>> begin Material supplied

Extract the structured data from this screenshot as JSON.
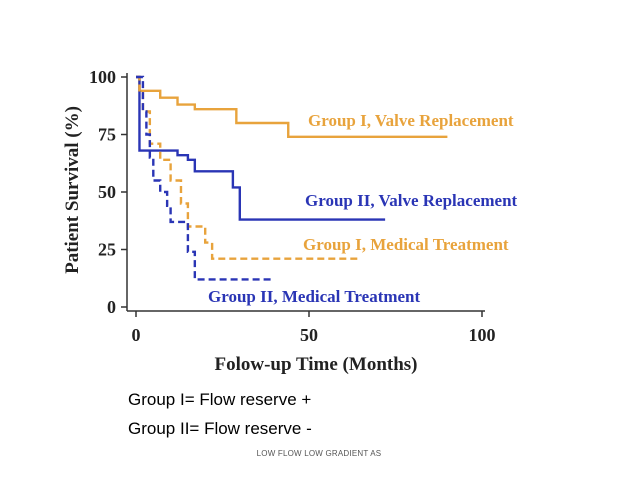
{
  "chart_data": {
    "type": "line",
    "xlabel": "Folow-up Time (Months)",
    "ylabel": "Patient Survival (%)",
    "xlim": [
      0,
      100
    ],
    "ylim": [
      0,
      100
    ],
    "xticks": [
      0,
      50,
      100
    ],
    "yticks": [
      0,
      25,
      50,
      75,
      100
    ],
    "grid": false,
    "legend": "inline labels next to curves",
    "series": [
      {
        "name": "Group I, Valve Replacement",
        "color": "#e8a33c",
        "style": "solid",
        "x": [
          0,
          1,
          4,
          7,
          12,
          15,
          17,
          24,
          29,
          42,
          44,
          90
        ],
        "y": [
          100,
          94,
          94,
          91,
          88,
          88,
          86,
          86,
          80,
          80,
          74,
          74
        ]
      },
      {
        "name": "Group II, Valve Replacement",
        "color": "#2a35b5",
        "style": "solid",
        "x": [
          0,
          1,
          5,
          9,
          12,
          15,
          17,
          25,
          28,
          30,
          72
        ],
        "y": [
          100,
          68,
          68,
          68,
          66,
          64,
          59,
          59,
          52,
          38,
          38
        ]
      },
      {
        "name": "Group I, Medical Treatment",
        "color": "#e8a33c",
        "style": "dashed",
        "x": [
          0,
          1,
          2,
          4,
          7,
          10,
          13,
          15,
          18,
          20,
          22,
          65
        ],
        "y": [
          100,
          93,
          85,
          71,
          64,
          55,
          45,
          35,
          35,
          28,
          21,
          21
        ]
      },
      {
        "name": "Group II, Medical Treatment",
        "color": "#2a35b5",
        "style": "dashed",
        "x": [
          0,
          2,
          3,
          4,
          5,
          7,
          9,
          10,
          15,
          17,
          40
        ],
        "y": [
          100,
          85,
          75,
          65,
          55,
          50,
          44,
          37,
          24,
          12,
          12
        ]
      }
    ]
  },
  "notes": {
    "group1": "Group I= Flow reserve +",
    "group2": "Group II= Flow reserve -"
  },
  "footer": "LOW FLOW LOW GRADIENT  AS"
}
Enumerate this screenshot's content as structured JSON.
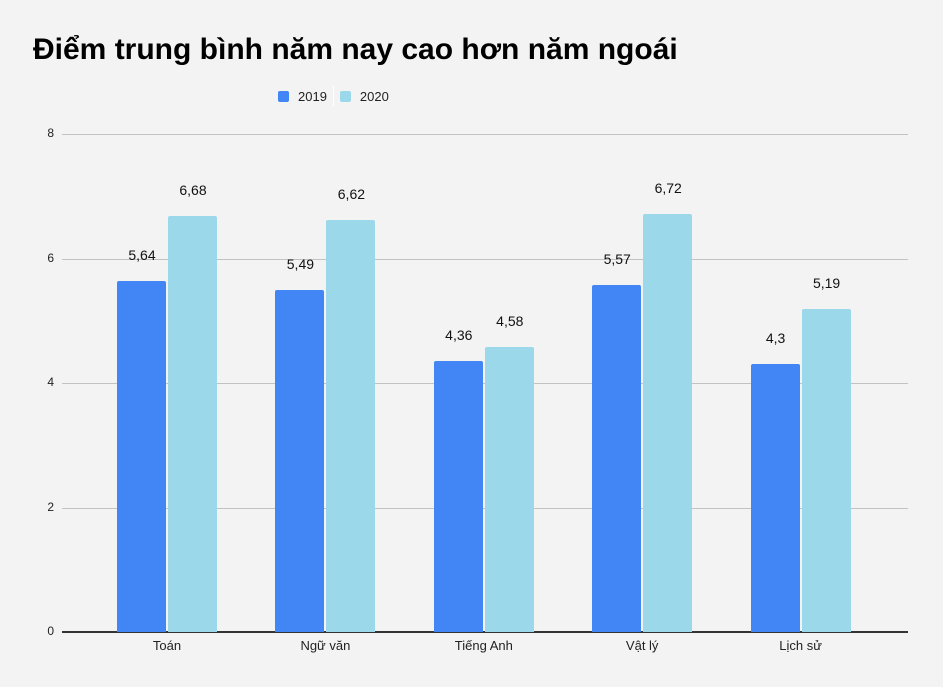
{
  "chart_data": {
    "type": "bar",
    "title": "Điểm trung bình năm nay cao hơn năm ngoái",
    "categories": [
      "Toán",
      "Ngữ văn",
      "Tiếng Anh",
      "Vật lý",
      "Lịch sử"
    ],
    "series": [
      {
        "name": "2019",
        "color": "#4285f4",
        "values": [
          5.64,
          5.49,
          4.36,
          5.57,
          4.3
        ],
        "labels": [
          "5,64",
          "5,49",
          "4,36",
          "5,57",
          "4,3"
        ]
      },
      {
        "name": "2020",
        "color": "#9bd9ea",
        "values": [
          6.68,
          6.62,
          4.58,
          6.72,
          5.19
        ],
        "labels": [
          "6,68",
          "6,62",
          "4,58",
          "6,72",
          "5,19"
        ]
      }
    ],
    "xlabel": "",
    "ylabel": "",
    "ylim": [
      0,
      8
    ],
    "yticks": [
      "0",
      "2",
      "4",
      "6",
      "8"
    ],
    "grid": true,
    "legend_position": "top"
  }
}
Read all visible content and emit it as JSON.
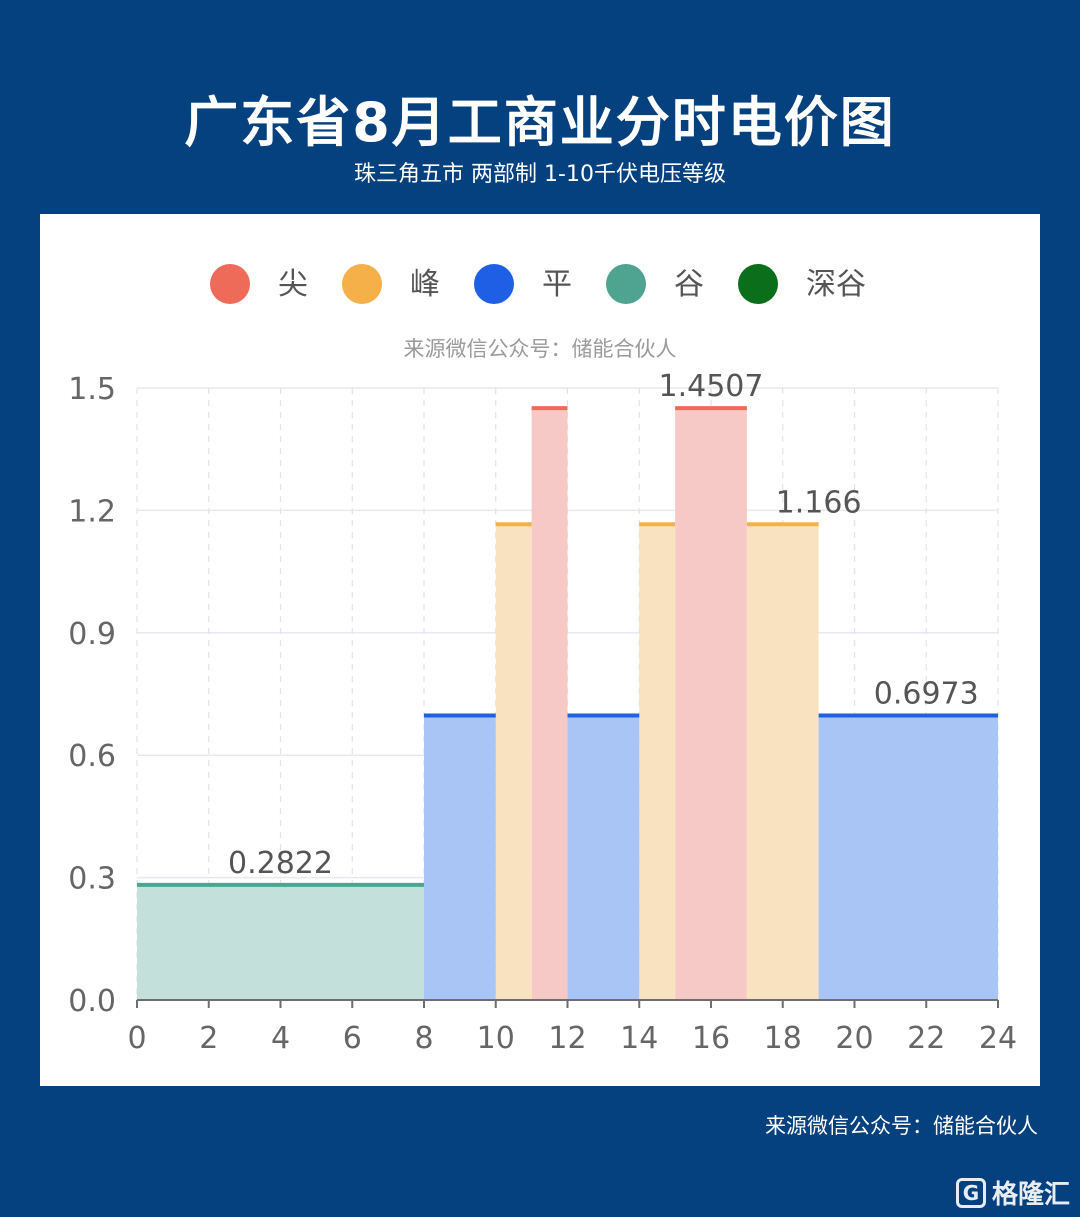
{
  "header": {
    "title": "广东省8月工商业分时电价图",
    "subtitle": "珠三角五市 两部制 1-10千伏电压等级"
  },
  "footer": {
    "source": "来源微信公众号：储能合伙人",
    "watermark_logo": "G",
    "watermark_text": "格隆汇"
  },
  "chart_data": {
    "type": "area",
    "title": "",
    "subtitle": "来源微信公众号：储能合伙人",
    "xlabel": "",
    "ylabel": "",
    "xlim": [
      0,
      24
    ],
    "ylim": [
      0,
      1.5
    ],
    "x_ticks": [
      0,
      2,
      4,
      6,
      8,
      10,
      12,
      14,
      16,
      18,
      20,
      22,
      24
    ],
    "y_ticks": [
      "0.0",
      "0.3",
      "0.6",
      "0.9",
      "1.2",
      "1.5"
    ],
    "grid": true,
    "legend_position": "top-center",
    "series": [
      {
        "name": "尖",
        "color": "#ee6b5a",
        "fill": "#f6c9c6",
        "segments": [
          {
            "x0": 11,
            "x1": 12,
            "y": 1.4507
          },
          {
            "x0": 15,
            "x1": 17,
            "y": 1.4507
          }
        ]
      },
      {
        "name": "峰",
        "color": "#f5b04a",
        "fill": "#f9e2c0",
        "segments": [
          {
            "x0": 10,
            "x1": 11,
            "y": 1.166
          },
          {
            "x0": 14,
            "x1": 15,
            "y": 1.166
          },
          {
            "x0": 17,
            "x1": 19,
            "y": 1.166
          }
        ]
      },
      {
        "name": "平",
        "color": "#1f5fe6",
        "fill": "#a9c5f6",
        "segments": [
          {
            "x0": 8,
            "x1": 10,
            "y": 0.6973
          },
          {
            "x0": 12,
            "x1": 14,
            "y": 0.6973
          },
          {
            "x0": 19,
            "x1": 24,
            "y": 0.6973
          }
        ]
      },
      {
        "name": "谷",
        "color": "#4fa391",
        "fill": "#c4e0da",
        "segments": [
          {
            "x0": 0,
            "x1": 8,
            "y": 0.2822
          }
        ]
      },
      {
        "name": "深谷",
        "color": "#0b6e1a",
        "fill": "#0b6e1a",
        "segments": []
      }
    ],
    "data_labels": [
      {
        "text": "0.2822",
        "x": 4,
        "y": 0.2822
      },
      {
        "text": "1.4507",
        "x": 16,
        "y": 1.4507
      },
      {
        "text": "1.166",
        "x": 19,
        "y": 1.166
      },
      {
        "text": "0.6973",
        "x": 22,
        "y": 0.6973
      }
    ]
  }
}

>> end Material supplied

▶ _What you have to do_:
Copy each line of the listing that holds the word "来源微信公众号".

▶ _Solution for this problem_:
    "source": "来源微信公众号：储能合伙人",
    "subtitle": "来源微信公众号：储能合伙人",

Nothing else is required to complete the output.